▸ Challenge: Gather every line below where "Google" appears.

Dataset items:

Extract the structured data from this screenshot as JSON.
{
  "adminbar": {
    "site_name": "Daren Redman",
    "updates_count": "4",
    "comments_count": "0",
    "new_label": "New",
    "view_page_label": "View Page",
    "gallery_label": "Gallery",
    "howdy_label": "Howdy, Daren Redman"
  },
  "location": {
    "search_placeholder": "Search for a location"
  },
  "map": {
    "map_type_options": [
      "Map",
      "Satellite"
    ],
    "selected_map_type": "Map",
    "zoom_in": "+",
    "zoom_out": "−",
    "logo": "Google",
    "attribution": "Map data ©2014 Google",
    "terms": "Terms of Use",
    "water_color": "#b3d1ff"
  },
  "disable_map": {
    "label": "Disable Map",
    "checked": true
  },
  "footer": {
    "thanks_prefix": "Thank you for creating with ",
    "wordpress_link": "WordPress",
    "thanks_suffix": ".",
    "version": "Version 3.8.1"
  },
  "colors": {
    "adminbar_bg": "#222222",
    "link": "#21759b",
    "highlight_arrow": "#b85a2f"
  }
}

▸ Solved problem:
    "logo": "Google",
    "attribution": "Map data ©2014 Google",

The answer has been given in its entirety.